--- DATA SUPPLIED ---

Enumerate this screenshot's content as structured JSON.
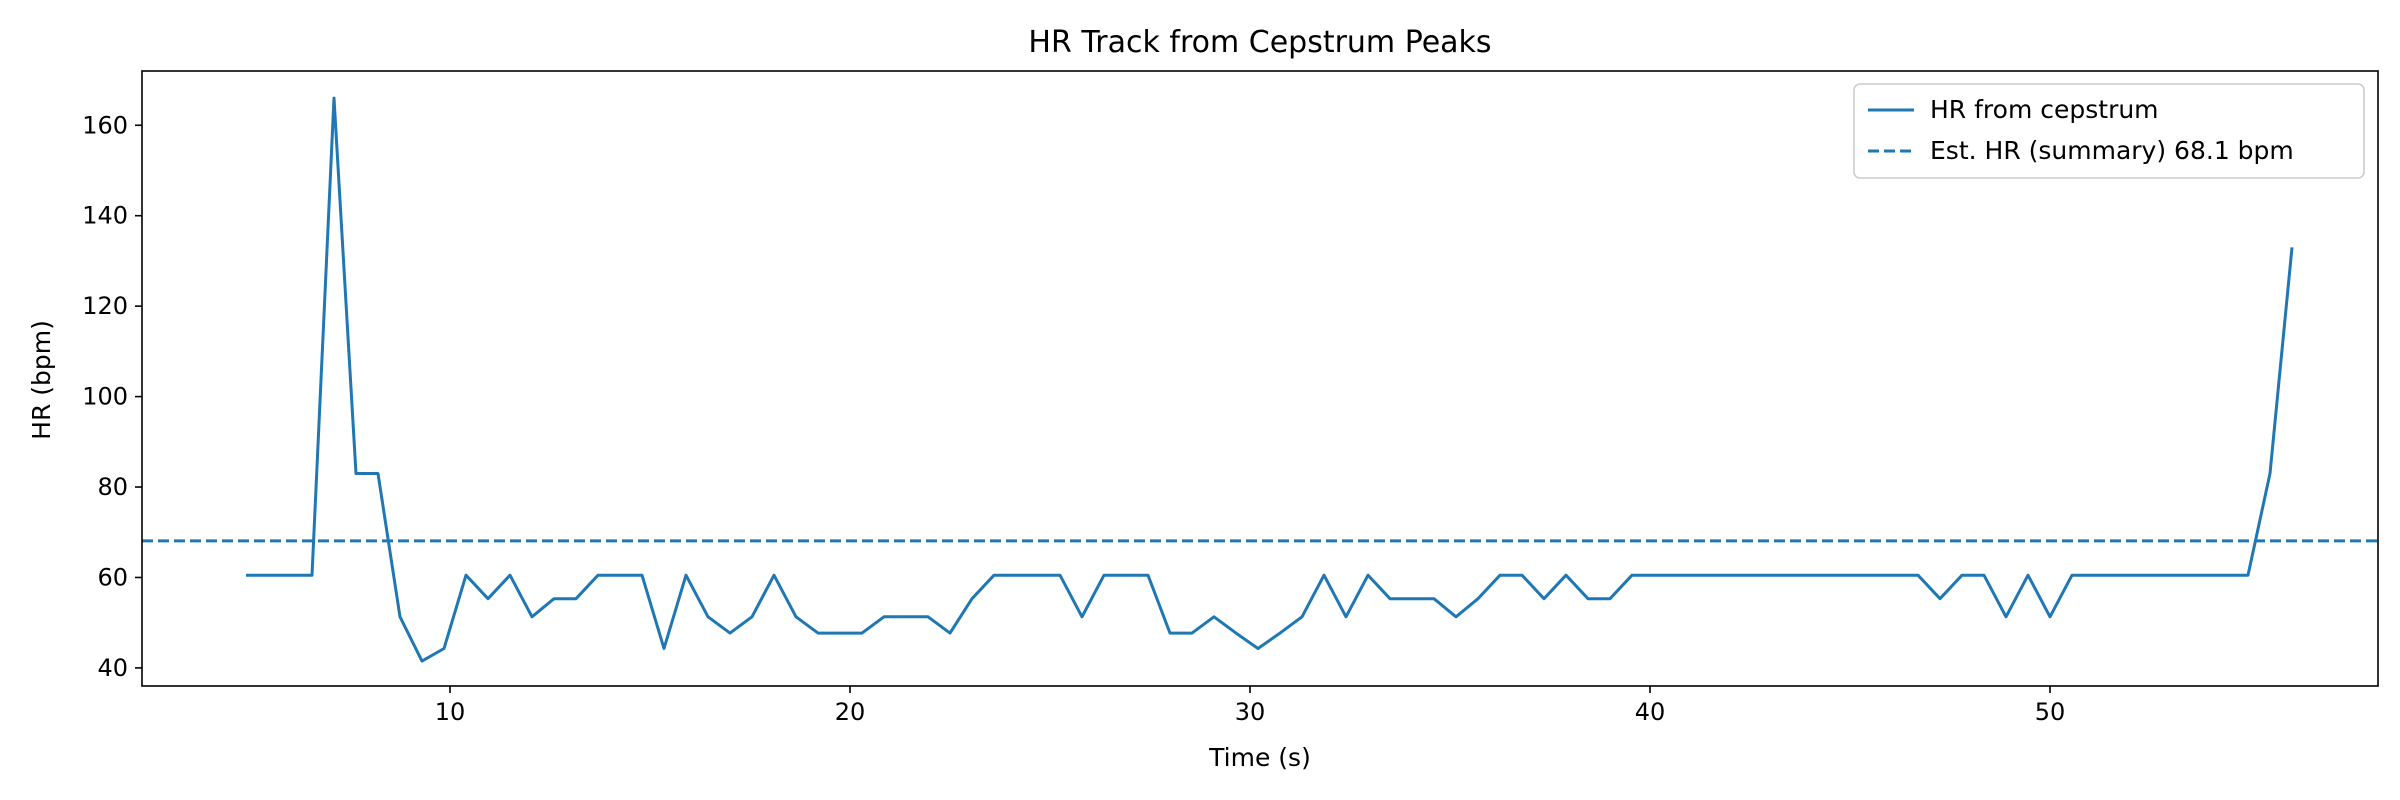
{
  "chart_data": {
    "type": "line",
    "title": "HR Track from Cepstrum Peaks",
    "xlabel": "Time (s)",
    "ylabel": "HR (bpm)",
    "xlim": [
      2.3,
      58.2
    ],
    "ylim": [
      36,
      172
    ],
    "xticks": [
      10,
      20,
      30,
      40,
      50
    ],
    "yticks": [
      40,
      60,
      80,
      100,
      120,
      140,
      160
    ],
    "grid": false,
    "legend_position": "top-right",
    "color": "#1f77b4",
    "series": [
      {
        "name": "HR from cepstrum",
        "style": "solid",
        "x": [
          4.9,
          5.45,
          6.0,
          6.55,
          7.1,
          7.65,
          8.2,
          8.75,
          9.3,
          9.85,
          10.4,
          10.95,
          11.5,
          12.05,
          12.6,
          13.15,
          13.7,
          14.25,
          14.8,
          15.35,
          15.9,
          16.45,
          17.0,
          17.55,
          18.1,
          18.65,
          19.2,
          19.75,
          20.3,
          20.85,
          21.4,
          21.95,
          22.5,
          23.05,
          23.6,
          24.15,
          24.7,
          25.25,
          25.8,
          26.35,
          26.9,
          27.45,
          28.0,
          28.55,
          29.1,
          29.65,
          30.2,
          30.75,
          31.3,
          31.85,
          32.4,
          32.95,
          33.5,
          34.05,
          34.6,
          35.15,
          35.7,
          36.25,
          36.8,
          37.35,
          37.9,
          38.45,
          39.0,
          39.55,
          40.1,
          40.65,
          41.2,
          41.75,
          42.3,
          42.85,
          43.4,
          43.95,
          44.5,
          45.05,
          45.6,
          46.15,
          46.7,
          47.25,
          47.8,
          48.35,
          48.9,
          49.45,
          50.0,
          50.55,
          51.1,
          51.65,
          52.2,
          52.75,
          53.3,
          53.85,
          54.4,
          54.95,
          55.5,
          56.05
        ],
        "values": [
          60.5,
          60.5,
          60.5,
          60.5,
          166.0,
          83.0,
          83.0,
          51.3,
          41.5,
          44.3,
          60.5,
          55.3,
          60.5,
          51.3,
          55.3,
          55.3,
          60.5,
          60.5,
          60.5,
          44.3,
          60.5,
          51.3,
          47.7,
          51.3,
          60.5,
          51.3,
          47.7,
          47.7,
          47.7,
          51.3,
          51.3,
          51.3,
          47.7,
          55.3,
          60.5,
          60.5,
          60.5,
          60.5,
          51.3,
          60.5,
          60.5,
          60.5,
          47.7,
          47.7,
          51.3,
          47.7,
          44.3,
          47.7,
          51.3,
          60.5,
          51.3,
          60.5,
          55.3,
          55.3,
          55.3,
          51.3,
          55.3,
          60.5,
          60.5,
          55.3,
          60.5,
          55.3,
          55.3,
          60.5,
          60.5,
          60.5,
          60.5,
          60.5,
          60.5,
          60.5,
          60.5,
          60.5,
          60.5,
          60.5,
          60.5,
          60.5,
          60.5,
          55.3,
          60.5,
          60.5,
          51.3,
          60.5,
          51.3,
          60.5,
          60.5,
          60.5,
          60.5,
          60.5,
          60.5,
          60.5,
          60.5,
          60.5,
          83.0,
          133.0
        ]
      },
      {
        "name": "Est. HR (summary) 68.1 bpm",
        "style": "dashed",
        "hline": 68.1
      }
    ]
  }
}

---

GIVEN TASK =
Copy the material above in full and exactly, skipping pictures.

REPLY TO THE EXERCISE =
Enumerate this screenshot's content as structured JSON.
{
  "chart_data": {
    "type": "line",
    "title": "HR Track from Cepstrum Peaks",
    "xlabel": "Time (s)",
    "ylabel": "HR (bpm)",
    "xlim": [
      2.3,
      58.2
    ],
    "ylim": [
      36,
      172
    ],
    "xticks": [
      10,
      20,
      30,
      40,
      50
    ],
    "yticks": [
      40,
      60,
      80,
      100,
      120,
      140,
      160
    ],
    "grid": false,
    "legend_position": "top-right",
    "color": "#1f77b4",
    "series": [
      {
        "name": "HR from cepstrum",
        "style": "solid",
        "x": [
          4.9,
          5.45,
          6.0,
          6.55,
          7.1,
          7.65,
          8.2,
          8.75,
          9.3,
          9.85,
          10.4,
          10.95,
          11.5,
          12.05,
          12.6,
          13.15,
          13.7,
          14.25,
          14.8,
          15.35,
          15.9,
          16.45,
          17.0,
          17.55,
          18.1,
          18.65,
          19.2,
          19.75,
          20.3,
          20.85,
          21.4,
          21.95,
          22.5,
          23.05,
          23.6,
          24.15,
          24.7,
          25.25,
          25.8,
          26.35,
          26.9,
          27.45,
          28.0,
          28.55,
          29.1,
          29.65,
          30.2,
          30.75,
          31.3,
          31.85,
          32.4,
          32.95,
          33.5,
          34.05,
          34.6,
          35.15,
          35.7,
          36.25,
          36.8,
          37.35,
          37.9,
          38.45,
          39.0,
          39.55,
          40.1,
          40.65,
          41.2,
          41.75,
          42.3,
          42.85,
          43.4,
          43.95,
          44.5,
          45.05,
          45.6,
          46.15,
          46.7,
          47.25,
          47.8,
          48.35,
          48.9,
          49.45,
          50.0,
          50.55,
          51.1,
          51.65,
          52.2,
          52.75,
          53.3,
          53.85,
          54.4,
          54.95,
          55.5,
          56.05
        ],
        "values": [
          60.5,
          60.5,
          60.5,
          60.5,
          166.0,
          83.0,
          83.0,
          51.3,
          41.5,
          44.3,
          60.5,
          55.3,
          60.5,
          51.3,
          55.3,
          55.3,
          60.5,
          60.5,
          60.5,
          44.3,
          60.5,
          51.3,
          47.7,
          51.3,
          60.5,
          51.3,
          47.7,
          47.7,
          47.7,
          51.3,
          51.3,
          51.3,
          47.7,
          55.3,
          60.5,
          60.5,
          60.5,
          60.5,
          51.3,
          60.5,
          60.5,
          60.5,
          47.7,
          47.7,
          51.3,
          47.7,
          44.3,
          47.7,
          51.3,
          60.5,
          51.3,
          60.5,
          55.3,
          55.3,
          55.3,
          51.3,
          55.3,
          60.5,
          60.5,
          55.3,
          60.5,
          55.3,
          55.3,
          60.5,
          60.5,
          60.5,
          60.5,
          60.5,
          60.5,
          60.5,
          60.5,
          60.5,
          60.5,
          60.5,
          60.5,
          60.5,
          60.5,
          55.3,
          60.5,
          60.5,
          51.3,
          60.5,
          51.3,
          60.5,
          60.5,
          60.5,
          60.5,
          60.5,
          60.5,
          60.5,
          60.5,
          60.5,
          83.0,
          133.0
        ]
      },
      {
        "name": "Est. HR (summary) 68.1 bpm",
        "style": "dashed",
        "hline": 68.1
      }
    ]
  }
}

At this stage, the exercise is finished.